> _Aim_
Return each entry exactly, omitting nothing.

> _Information supplied_

start

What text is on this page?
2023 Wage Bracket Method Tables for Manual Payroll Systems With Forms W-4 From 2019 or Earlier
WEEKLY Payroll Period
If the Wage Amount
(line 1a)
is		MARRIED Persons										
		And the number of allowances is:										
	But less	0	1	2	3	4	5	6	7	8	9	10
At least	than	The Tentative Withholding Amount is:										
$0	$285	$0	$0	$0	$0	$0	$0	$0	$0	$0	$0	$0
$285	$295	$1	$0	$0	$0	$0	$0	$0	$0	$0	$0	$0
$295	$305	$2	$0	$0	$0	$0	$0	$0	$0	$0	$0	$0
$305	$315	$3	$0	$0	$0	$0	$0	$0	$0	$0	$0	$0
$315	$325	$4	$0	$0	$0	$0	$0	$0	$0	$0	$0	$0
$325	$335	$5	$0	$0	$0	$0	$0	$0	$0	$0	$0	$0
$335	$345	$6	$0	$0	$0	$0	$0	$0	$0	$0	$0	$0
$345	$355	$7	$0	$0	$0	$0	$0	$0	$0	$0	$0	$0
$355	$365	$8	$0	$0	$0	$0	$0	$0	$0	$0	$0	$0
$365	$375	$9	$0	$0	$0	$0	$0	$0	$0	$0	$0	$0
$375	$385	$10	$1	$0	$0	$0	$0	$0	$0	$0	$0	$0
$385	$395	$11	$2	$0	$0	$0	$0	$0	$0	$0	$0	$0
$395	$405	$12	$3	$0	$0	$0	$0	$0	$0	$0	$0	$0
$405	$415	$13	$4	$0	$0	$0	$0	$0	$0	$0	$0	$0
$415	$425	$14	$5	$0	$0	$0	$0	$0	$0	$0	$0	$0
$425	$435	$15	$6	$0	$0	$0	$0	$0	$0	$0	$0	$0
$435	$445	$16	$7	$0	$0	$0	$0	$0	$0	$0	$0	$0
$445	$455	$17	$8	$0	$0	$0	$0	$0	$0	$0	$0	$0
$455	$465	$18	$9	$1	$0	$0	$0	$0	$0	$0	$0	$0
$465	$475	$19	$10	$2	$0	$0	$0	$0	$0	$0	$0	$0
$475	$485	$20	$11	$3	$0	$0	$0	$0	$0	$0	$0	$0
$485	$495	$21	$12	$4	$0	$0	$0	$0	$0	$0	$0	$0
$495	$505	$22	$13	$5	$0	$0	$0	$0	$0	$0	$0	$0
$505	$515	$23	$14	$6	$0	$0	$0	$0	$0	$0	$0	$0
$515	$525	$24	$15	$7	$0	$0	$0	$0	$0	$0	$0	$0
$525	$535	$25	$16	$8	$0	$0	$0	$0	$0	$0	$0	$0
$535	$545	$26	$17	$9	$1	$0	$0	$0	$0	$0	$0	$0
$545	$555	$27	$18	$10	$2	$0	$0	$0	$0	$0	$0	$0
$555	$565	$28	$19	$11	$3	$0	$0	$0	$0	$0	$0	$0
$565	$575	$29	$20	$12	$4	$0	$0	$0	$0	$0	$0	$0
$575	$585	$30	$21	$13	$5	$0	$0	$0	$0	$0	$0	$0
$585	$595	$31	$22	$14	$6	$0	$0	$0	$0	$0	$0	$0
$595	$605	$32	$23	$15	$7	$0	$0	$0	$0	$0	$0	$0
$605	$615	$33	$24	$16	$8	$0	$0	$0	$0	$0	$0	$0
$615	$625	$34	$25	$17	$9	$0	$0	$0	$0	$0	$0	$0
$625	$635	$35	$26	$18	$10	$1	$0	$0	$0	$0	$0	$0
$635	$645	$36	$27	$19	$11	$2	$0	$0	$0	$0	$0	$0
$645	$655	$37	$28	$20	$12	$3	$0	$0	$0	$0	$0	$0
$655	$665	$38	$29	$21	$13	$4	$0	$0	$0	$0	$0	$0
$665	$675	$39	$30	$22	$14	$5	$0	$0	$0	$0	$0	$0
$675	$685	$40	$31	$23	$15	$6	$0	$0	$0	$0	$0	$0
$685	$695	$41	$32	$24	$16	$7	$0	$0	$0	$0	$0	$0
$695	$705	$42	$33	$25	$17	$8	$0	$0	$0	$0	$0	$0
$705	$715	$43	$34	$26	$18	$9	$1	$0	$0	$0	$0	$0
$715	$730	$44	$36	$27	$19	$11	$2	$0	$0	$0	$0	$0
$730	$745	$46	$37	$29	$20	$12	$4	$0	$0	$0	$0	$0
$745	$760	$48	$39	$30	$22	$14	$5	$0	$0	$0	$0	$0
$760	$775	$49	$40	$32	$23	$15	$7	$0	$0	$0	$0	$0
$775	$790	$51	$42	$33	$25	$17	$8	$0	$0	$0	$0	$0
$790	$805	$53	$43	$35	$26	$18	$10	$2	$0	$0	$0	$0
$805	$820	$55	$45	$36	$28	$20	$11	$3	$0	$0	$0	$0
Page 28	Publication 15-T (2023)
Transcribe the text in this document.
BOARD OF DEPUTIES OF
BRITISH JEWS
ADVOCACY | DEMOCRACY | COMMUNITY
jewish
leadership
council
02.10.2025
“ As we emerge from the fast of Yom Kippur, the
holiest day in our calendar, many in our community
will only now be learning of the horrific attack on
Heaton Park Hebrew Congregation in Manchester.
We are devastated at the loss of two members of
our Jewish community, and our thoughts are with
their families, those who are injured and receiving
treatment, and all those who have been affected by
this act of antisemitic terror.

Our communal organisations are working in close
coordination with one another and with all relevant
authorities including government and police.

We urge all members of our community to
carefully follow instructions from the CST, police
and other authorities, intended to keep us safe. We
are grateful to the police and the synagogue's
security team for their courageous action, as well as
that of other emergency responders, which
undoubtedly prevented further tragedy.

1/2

end

> _Solution for this exercise_
What text is on this page?
2023 Wage Bracket Method Tables for Manual Payroll Systems With Forms W-4 From 2019 or Earlier
WEEKLY Payroll Period
If the Wage Amount
(line 1a)
is		MARRIED Persons										
		And the number of allowances is:										
	But less	0	1	2	3	4	5	6	7	8	9	10
At least	than	The Tentative Withholding Amount is:										
$0	$285	$0	$0	$0	$0	$0	$0	$0	$0	$0	$0	$0
$285	$295	$1	$0	$0	$0	$0	$0	$0	$0	$0	$0	$0
$295	$305	$2	$0	$0	$0	$0	$0	$0	$0	$0	$0	$0
$305	$315	$3	$0	$0	$0	$0	$0	$0	$0	$0	$0	$0
$315	$325	$4	$0	$0	$0	$0	$0	$0	$0	$0	$0	$0
$325	$335	$5	$0	$0	$0	$0	$0	$0	$0	$0	$0	$0
$335	$345	$6	$0	$0	$0	$0	$0	$0	$0	$0	$0	$0
$345	$355	$7	$0	$0	$0	$0	$0	$0	$0	$0	$0	$0
$355	$365	$8	$0	$0	$0	$0	$0	$0	$0	$0	$0	$0
$365	$375	$9	$0	$0	$0	$0	$0	$0	$0	$0	$0	$0
$375	$385	$10	$1	$0	$0	$0	$0	$0	$0	$0	$0	$0
$385	$395	$11	$2	$0	$0	$0	$0	$0	$0	$0	$0	$0
$395	$405	$12	$3	$0	$0	$0	$0	$0	$0	$0	$0	$0
$405	$415	$13	$4	$0	$0	$0	$0	$0	$0	$0	$0	$0
$415	$425	$14	$5	$0	$0	$0	$0	$0	$0	$0	$0	$0
$425	$435	$15	$6	$0	$0	$0	$0	$0	$0	$0	$0	$0
$435	$445	$16	$7	$0	$0	$0	$0	$0	$0	$0	$0	$0
$445	$455	$17	$8	$0	$0	$0	$0	$0	$0	$0	$0	$0
$455	$465	$18	$9	$1	$0	$0	$0	$0	$0	$0	$0	$0
$465	$475	$19	$10	$2	$0	$0	$0	$0	$0	$0	$0	$0
$475	$485	$20	$11	$3	$0	$0	$0	$0	$0	$0	$0	$0
$485	$495	$21	$12	$4	$0	$0	$0	$0	$0	$0	$0	$0
$495	$505	$22	$13	$5	$0	$0	$0	$0	$0	$0	$0	$0
$505	$515	$23	$14	$6	$0	$0	$0	$0	$0	$0	$0	$0
$515	$525	$24	$15	$7	$0	$0	$0	$0	$0	$0	$0	$0
$525	$535	$25	$16	$8	$0	$0	$0	$0	$0	$0	$0	$0
$535	$545	$26	$17	$9	$1	$0	$0	$0	$0	$0	$0	$0
$545	$555	$27	$18	$10	$2	$0	$0	$0	$0	$0	$0	$0
$555	$565	$28	$19	$11	$3	$0	$0	$0	$0	$0	$0	$0
$565	$575	$29	$20	$12	$4	$0	$0	$0	$0	$0	$0	$0
$575	$585	$30	$21	$13	$5	$0	$0	$0	$0	$0	$0	$0
$585	$595	$31	$22	$14	$6	$0	$0	$0	$0	$0	$0	$0
$595	$605	$32	$23	$15	$7	$0	$0	$0	$0	$0	$0	$0
$605	$615	$33	$24	$16	$8	$0	$0	$0	$0	$0	$0	$0
$615	$625	$34	$25	$17	$9	$0	$0	$0	$0	$0	$0	$0
$625	$635	$35	$26	$18	$10	$1	$0	$0	$0	$0	$0	$0
$635	$645	$36	$27	$19	$11	$2	$0	$0	$0	$0	$0	$0
$645	$655	$37	$28	$20	$12	$3	$0	$0	$0	$0	$0	$0
$655	$665	$38	$29	$21	$13	$4	$0	$0	$0	$0	$0	$0
$665	$675	$39	$30	$22	$14	$5	$0	$0	$0	$0	$0	$0
$675	$685	$40	$31	$23	$15	$6	$0	$0	$0	$0	$0	$0
$685	$695	$41	$32	$24	$16	$7	$0	$0	$0	$0	$0	$0
$695	$705	$42	$33	$25	$17	$8	$0	$0	$0	$0	$0	$0
$705	$715	$43	$34	$26	$18	$9	$1	$0	$0	$0	$0	$0
$715	$730	$44	$36	$27	$19	$11	$2	$0	$0	$0	$0	$0
$730	$745	$46	$37	$29	$20	$12	$4	$0	$0	$0	$0	$0
$745	$760	$48	$39	$30	$22	$14	$5	$0	$0	$0	$0	$0
$760	$775	$49	$40	$32	$23	$15	$7	$0	$0	$0	$0	$0
$775	$790	$51	$42	$33	$25	$17	$8	$0	$0	$0	$0	$0
$790	$805	$53	$43	$35	$26	$18	$10	$2	$0	$0	$0	$0
$805	$820	$55	$45	$36	$28	$20	$11	$3	$0	$0	$0	$0
Page 28	Publication 15-T (2023)
Transcribe the text in this document.
BOARD OF DEPUTIES OF
BRITISH JEWS
ADVOCACY | DEMOCRACY | COMMUNITY
jewish
leadership
council
02.10.2025
“ As we emerge from the fast of Yom Kippur, the
holiest day in our calendar, many in our community
will only now be learning of the horrific attack on
Heaton Park Hebrew Congregation in Manchester.
We are devastated at the loss of two members of
our Jewish community, and our thoughts are with
their families, those who are injured and receiving
treatment, and all those who have been affected by
this act of antisemitic terror.

Our communal organisations are working in close
coordination with one another and with all relevant
authorities including government and police.

We urge all members of our community to
carefully follow instructions from the CST, police
and other authorities, intended to keep us safe. We
are grateful to the police and the synagogue's
security team for their courageous action, as well as
that of other emergency responders, which
undoubtedly prevented further tragedy.

1/2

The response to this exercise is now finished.